* _Goal_:
Locate the lines where "Ryan" occurs and copy them as they stand.

[Items from a dataset]
........
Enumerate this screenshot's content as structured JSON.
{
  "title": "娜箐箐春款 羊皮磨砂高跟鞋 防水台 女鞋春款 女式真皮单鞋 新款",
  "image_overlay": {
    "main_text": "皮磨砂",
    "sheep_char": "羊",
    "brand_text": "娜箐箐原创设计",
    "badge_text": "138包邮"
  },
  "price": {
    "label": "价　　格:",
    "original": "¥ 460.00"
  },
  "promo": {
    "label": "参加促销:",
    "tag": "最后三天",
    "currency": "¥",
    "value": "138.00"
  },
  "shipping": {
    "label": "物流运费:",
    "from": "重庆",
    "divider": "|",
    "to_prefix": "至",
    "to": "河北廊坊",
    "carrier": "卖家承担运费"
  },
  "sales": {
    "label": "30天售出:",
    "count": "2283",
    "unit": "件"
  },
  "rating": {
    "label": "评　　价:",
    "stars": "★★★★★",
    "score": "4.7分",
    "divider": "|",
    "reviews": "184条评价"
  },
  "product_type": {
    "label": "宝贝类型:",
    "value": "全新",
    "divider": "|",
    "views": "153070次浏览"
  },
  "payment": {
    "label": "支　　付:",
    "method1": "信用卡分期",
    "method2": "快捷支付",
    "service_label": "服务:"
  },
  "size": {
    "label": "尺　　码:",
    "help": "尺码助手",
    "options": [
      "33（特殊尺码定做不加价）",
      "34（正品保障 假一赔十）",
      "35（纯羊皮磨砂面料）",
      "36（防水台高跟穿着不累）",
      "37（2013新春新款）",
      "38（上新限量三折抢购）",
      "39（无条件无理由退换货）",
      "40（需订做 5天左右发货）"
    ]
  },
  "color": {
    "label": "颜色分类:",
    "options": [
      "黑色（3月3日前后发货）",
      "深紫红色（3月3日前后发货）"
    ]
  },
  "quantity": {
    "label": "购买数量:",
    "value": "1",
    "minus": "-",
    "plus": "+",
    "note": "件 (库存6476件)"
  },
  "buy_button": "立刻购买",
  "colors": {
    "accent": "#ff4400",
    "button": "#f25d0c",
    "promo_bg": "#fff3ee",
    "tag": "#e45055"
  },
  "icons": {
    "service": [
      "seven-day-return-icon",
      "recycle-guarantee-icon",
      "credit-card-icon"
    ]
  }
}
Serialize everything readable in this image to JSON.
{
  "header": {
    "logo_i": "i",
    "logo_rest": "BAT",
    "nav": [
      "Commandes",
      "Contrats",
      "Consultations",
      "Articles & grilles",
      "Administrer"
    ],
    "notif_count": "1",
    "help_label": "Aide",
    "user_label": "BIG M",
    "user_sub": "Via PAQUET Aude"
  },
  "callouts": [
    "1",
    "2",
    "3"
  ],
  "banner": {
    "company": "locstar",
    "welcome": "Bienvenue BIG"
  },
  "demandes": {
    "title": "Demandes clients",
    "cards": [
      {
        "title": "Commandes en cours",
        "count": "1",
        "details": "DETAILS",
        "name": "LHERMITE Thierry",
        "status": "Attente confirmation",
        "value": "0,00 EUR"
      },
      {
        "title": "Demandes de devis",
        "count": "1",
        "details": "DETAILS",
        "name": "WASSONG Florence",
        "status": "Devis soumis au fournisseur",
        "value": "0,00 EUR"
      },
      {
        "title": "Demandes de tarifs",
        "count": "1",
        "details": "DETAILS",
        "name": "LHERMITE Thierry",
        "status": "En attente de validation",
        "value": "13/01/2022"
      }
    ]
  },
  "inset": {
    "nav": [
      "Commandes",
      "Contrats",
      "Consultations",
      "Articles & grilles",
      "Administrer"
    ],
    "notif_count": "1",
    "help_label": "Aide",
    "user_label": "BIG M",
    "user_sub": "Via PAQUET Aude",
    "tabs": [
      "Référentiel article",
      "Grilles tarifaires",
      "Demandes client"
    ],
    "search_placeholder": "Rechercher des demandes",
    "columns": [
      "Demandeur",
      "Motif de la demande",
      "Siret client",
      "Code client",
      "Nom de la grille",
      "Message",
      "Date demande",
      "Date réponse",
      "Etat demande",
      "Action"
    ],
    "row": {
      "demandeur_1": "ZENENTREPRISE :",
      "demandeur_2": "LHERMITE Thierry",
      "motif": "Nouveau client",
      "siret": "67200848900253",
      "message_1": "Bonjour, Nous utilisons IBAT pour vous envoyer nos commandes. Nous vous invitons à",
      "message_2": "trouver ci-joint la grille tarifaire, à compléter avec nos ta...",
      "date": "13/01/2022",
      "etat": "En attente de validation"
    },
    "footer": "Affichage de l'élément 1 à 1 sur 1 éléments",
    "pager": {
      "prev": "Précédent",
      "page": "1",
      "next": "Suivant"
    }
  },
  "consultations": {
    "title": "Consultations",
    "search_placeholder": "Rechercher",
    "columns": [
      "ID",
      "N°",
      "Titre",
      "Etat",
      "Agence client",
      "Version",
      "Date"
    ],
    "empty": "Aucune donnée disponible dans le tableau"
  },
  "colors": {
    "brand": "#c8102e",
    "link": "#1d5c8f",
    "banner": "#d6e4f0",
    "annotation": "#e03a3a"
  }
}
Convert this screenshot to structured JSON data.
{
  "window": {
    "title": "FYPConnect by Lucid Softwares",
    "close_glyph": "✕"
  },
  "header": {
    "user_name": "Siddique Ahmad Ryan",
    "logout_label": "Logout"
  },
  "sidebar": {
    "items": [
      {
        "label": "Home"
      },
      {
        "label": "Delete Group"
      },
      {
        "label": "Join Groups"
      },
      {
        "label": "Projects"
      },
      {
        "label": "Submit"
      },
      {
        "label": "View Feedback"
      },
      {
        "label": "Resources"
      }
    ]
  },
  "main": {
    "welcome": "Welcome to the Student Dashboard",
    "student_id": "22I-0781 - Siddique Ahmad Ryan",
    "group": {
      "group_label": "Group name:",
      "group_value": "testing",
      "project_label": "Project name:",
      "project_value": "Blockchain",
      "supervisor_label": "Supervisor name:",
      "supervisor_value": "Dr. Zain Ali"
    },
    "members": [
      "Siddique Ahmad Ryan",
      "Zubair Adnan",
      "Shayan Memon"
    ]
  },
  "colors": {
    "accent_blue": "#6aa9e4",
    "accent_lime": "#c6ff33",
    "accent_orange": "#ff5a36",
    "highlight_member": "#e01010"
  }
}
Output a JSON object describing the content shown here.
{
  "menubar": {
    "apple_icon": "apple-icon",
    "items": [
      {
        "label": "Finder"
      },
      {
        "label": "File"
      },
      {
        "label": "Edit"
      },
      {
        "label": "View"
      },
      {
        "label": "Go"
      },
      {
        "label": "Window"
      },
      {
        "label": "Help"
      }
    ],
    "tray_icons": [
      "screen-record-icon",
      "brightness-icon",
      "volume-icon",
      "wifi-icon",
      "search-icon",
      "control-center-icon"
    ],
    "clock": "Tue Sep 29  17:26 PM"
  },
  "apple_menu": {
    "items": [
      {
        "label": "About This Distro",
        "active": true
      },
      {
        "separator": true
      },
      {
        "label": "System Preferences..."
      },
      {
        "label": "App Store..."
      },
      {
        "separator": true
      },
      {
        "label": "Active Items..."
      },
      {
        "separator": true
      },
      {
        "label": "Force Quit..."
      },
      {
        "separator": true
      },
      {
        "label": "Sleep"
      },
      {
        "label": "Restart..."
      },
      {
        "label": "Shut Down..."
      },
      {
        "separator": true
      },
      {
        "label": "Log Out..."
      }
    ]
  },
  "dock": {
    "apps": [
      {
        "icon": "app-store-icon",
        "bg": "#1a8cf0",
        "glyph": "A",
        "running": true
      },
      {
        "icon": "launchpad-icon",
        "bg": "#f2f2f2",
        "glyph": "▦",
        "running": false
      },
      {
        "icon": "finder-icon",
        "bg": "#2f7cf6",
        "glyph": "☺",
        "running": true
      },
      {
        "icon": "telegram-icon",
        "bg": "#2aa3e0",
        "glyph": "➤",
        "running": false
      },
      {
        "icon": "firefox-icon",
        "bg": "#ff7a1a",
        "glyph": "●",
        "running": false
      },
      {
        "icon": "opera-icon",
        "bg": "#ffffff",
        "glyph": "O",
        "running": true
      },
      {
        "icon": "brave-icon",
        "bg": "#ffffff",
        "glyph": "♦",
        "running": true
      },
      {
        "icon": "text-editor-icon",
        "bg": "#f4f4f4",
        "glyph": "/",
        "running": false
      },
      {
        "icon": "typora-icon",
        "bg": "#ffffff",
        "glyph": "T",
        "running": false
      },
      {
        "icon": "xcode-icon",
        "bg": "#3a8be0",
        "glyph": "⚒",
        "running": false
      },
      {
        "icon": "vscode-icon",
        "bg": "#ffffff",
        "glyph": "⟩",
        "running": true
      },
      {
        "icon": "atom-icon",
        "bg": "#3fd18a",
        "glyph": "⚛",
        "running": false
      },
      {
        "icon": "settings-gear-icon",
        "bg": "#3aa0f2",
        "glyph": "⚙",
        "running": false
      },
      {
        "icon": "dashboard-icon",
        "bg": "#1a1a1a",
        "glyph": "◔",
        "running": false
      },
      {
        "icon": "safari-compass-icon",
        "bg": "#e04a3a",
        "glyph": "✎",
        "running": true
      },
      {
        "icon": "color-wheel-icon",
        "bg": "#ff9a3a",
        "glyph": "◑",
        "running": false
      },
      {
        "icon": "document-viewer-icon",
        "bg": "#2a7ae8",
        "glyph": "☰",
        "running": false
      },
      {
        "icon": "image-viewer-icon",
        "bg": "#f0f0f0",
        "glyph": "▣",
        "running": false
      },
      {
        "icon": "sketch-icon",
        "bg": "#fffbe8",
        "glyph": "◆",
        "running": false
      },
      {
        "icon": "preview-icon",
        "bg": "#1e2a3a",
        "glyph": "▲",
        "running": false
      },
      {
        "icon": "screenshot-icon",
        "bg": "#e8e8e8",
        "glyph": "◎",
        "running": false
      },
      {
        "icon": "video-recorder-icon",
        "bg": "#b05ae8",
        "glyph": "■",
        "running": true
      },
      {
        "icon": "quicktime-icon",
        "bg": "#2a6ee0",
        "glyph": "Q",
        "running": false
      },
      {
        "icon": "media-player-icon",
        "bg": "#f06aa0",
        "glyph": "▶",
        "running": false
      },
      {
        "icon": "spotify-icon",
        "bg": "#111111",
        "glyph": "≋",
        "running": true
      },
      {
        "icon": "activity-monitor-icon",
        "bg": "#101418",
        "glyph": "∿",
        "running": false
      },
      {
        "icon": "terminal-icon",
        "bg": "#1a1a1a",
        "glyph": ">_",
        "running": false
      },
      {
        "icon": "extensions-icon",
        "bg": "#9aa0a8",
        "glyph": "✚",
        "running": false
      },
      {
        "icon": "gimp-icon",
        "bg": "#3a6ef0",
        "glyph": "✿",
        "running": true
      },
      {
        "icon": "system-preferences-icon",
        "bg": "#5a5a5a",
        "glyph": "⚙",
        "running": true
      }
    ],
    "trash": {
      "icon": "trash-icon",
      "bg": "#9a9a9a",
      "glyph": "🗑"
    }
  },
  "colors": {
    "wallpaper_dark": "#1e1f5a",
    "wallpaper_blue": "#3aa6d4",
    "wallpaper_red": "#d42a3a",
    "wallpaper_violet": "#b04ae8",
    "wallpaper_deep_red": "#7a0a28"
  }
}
........
* _Written answer_:
    "user_name": "Siddique Ahmad Ryan",
    "student_id": "22I-0781 - Siddique Ahmad Ryan",
      "Siddique Ahmad Ryan",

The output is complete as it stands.